* Work to complete *
Where a line contains the word "this", copy that line in full.
[START Exercise material]
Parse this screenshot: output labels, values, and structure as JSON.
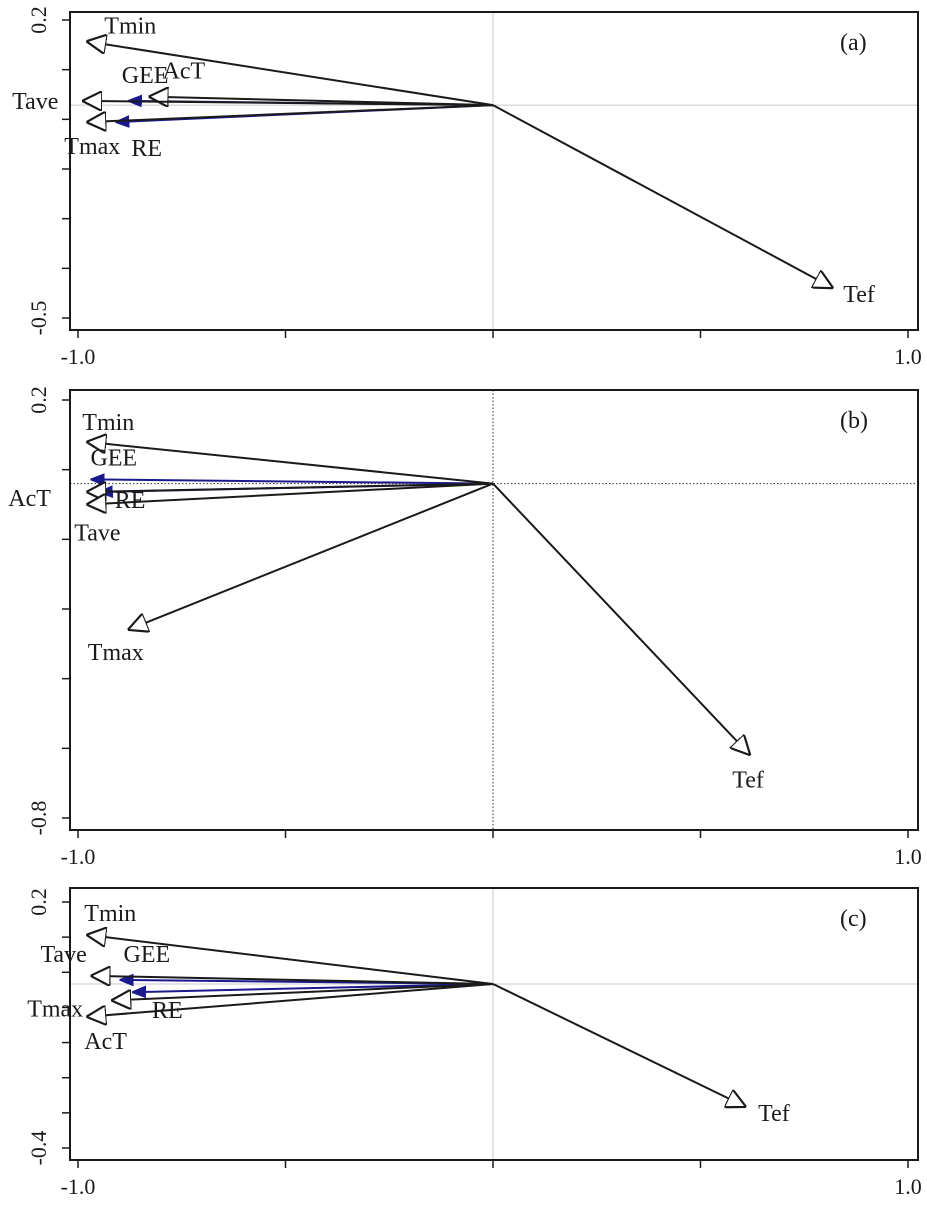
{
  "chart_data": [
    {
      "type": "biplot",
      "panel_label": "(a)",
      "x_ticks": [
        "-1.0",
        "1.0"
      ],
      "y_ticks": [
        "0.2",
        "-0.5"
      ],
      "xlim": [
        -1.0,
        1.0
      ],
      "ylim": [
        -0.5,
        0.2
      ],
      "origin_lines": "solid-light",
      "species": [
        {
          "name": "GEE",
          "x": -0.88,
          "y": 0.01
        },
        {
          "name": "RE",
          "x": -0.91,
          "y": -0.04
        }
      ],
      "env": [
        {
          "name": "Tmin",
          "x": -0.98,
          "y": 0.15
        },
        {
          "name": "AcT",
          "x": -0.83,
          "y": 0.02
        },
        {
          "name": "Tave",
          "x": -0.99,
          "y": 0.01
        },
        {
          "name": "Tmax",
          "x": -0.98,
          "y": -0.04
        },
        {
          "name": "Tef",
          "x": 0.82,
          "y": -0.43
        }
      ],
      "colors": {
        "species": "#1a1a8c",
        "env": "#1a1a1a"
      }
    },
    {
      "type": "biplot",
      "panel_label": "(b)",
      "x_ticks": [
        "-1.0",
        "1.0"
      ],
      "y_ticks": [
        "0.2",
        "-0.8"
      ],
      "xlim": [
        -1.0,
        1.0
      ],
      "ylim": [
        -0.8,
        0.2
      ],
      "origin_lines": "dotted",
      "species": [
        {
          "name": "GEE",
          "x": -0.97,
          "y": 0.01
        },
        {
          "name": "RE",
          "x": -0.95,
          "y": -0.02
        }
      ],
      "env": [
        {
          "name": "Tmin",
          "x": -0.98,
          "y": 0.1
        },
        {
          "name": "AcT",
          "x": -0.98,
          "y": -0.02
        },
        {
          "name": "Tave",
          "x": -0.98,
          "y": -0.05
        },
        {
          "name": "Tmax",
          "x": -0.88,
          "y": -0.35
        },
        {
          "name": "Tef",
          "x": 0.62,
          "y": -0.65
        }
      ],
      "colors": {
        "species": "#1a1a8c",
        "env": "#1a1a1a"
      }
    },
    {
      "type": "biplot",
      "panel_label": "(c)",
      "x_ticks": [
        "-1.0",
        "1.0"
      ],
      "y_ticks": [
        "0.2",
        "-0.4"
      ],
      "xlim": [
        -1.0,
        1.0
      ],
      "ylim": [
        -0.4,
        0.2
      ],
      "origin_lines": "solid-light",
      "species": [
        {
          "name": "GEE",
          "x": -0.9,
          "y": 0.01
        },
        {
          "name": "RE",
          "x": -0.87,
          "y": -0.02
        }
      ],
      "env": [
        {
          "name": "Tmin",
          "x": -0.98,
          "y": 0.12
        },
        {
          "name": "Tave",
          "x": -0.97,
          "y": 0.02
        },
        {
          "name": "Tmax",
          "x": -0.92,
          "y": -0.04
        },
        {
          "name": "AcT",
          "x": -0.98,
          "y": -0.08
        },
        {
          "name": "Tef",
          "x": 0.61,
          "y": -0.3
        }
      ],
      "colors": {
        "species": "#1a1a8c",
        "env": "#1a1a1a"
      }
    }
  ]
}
[END Exercise material]
[START Exercise material]
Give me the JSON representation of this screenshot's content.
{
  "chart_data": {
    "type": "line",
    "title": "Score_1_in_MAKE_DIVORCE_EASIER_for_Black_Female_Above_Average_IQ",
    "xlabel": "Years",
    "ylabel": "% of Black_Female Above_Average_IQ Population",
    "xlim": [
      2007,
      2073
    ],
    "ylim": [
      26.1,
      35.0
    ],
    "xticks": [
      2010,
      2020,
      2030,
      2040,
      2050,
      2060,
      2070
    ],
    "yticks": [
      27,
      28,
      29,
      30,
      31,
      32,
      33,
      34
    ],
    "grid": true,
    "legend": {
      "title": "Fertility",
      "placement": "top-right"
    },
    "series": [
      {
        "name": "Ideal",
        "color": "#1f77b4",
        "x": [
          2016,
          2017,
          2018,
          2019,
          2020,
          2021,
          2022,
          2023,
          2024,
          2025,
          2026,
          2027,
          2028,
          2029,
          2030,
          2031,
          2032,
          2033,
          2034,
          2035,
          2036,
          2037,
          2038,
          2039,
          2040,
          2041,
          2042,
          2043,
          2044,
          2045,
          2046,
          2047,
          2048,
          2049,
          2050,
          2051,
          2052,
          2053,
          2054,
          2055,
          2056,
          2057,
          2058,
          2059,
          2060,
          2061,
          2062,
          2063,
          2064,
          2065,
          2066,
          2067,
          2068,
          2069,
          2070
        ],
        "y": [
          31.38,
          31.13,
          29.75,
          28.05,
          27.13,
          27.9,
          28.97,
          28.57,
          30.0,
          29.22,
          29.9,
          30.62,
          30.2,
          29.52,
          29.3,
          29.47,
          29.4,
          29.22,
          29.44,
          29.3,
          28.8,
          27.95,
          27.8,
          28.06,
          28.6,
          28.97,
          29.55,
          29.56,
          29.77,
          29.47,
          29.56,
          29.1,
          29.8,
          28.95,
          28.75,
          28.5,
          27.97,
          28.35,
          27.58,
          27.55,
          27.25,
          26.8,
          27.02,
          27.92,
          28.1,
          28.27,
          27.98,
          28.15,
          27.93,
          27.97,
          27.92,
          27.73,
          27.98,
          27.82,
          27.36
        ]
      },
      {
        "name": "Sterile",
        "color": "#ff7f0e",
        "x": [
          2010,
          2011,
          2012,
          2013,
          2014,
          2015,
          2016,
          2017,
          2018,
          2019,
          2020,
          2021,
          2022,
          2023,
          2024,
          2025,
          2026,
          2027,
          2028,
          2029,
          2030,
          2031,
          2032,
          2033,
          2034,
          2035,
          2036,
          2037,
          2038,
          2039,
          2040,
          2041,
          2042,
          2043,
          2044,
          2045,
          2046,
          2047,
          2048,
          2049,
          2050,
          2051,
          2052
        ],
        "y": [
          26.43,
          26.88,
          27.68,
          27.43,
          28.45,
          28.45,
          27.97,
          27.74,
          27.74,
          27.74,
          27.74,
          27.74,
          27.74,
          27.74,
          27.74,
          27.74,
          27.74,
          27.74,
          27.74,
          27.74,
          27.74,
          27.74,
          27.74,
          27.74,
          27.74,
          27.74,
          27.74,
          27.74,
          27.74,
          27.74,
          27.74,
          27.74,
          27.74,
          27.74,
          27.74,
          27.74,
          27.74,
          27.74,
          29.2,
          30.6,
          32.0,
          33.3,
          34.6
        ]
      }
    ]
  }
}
[END Exercise material]
* Completed task *
Parse this screenshot: output labels, values, and structure as JSON.
Give me the JSON representation of this screenshot's content.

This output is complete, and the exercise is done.